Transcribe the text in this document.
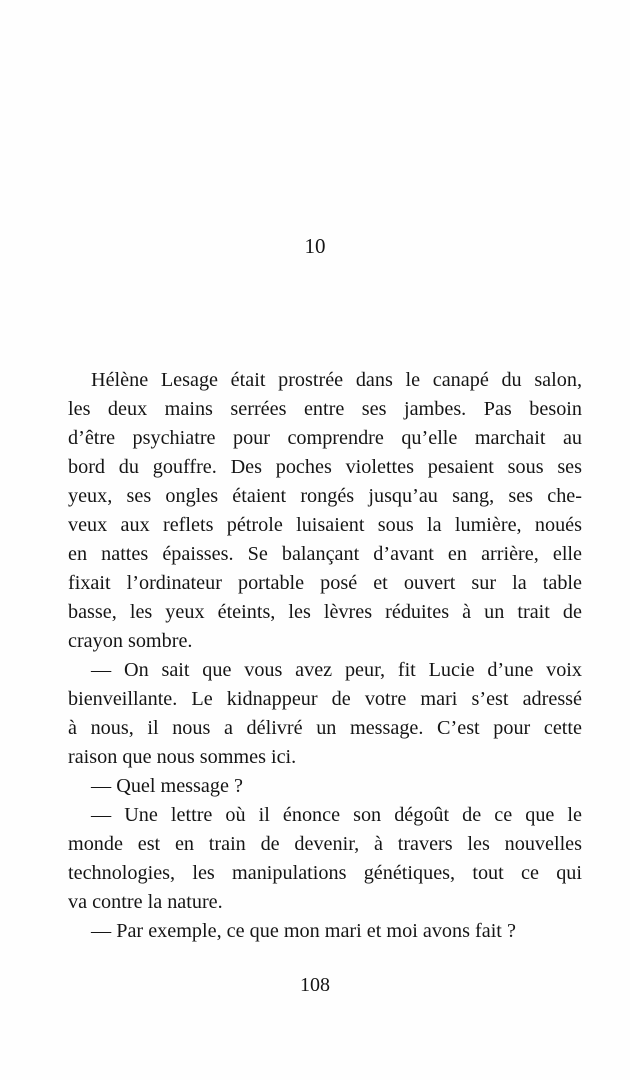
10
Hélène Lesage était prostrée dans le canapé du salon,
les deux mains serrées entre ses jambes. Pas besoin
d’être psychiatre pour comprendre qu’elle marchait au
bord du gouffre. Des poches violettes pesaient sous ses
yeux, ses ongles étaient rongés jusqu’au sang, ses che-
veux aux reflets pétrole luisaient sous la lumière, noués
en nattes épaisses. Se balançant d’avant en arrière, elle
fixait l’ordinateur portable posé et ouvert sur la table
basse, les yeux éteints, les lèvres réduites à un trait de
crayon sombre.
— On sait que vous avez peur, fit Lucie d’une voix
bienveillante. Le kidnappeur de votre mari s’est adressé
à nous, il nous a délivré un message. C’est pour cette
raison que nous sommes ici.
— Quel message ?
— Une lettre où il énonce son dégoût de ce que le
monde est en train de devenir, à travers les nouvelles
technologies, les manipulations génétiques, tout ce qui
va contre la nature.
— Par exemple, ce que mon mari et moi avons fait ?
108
┄┄┄┄┄┄┄┄┄┄
Your goal
Quote the records in full and exactly; skip any image.

The output
Transcribe the text in this document.
10
Hélène Lesage était prostrée dans le canapé du salon,
les deux mains serrées entre ses jambes. Pas besoin
d’être psychiatre pour comprendre qu’elle marchait au
bord du gouffre. Des poches violettes pesaient sous ses
yeux, ses ongles étaient rongés jusqu’au sang, ses che-
veux aux reflets pétrole luisaient sous la lumière, noués
en nattes épaisses. Se balançant d’avant en arrière, elle
fixait l’ordinateur portable posé et ouvert sur la table
basse, les yeux éteints, les lèvres réduites à un trait de
crayon sombre.
— On sait que vous avez peur, fit Lucie d’une voix
bienveillante. Le kidnappeur de votre mari s’est adressé
à nous, il nous a délivré un message. C’est pour cette
raison que nous sommes ici.
— Quel message ?
— Une lettre où il énonce son dégoût de ce que le
monde est en train de devenir, à travers les nouvelles
technologies, les manipulations génétiques, tout ce qui
va contre la nature.
— Par exemple, ce que mon mari et moi avons fait ?
108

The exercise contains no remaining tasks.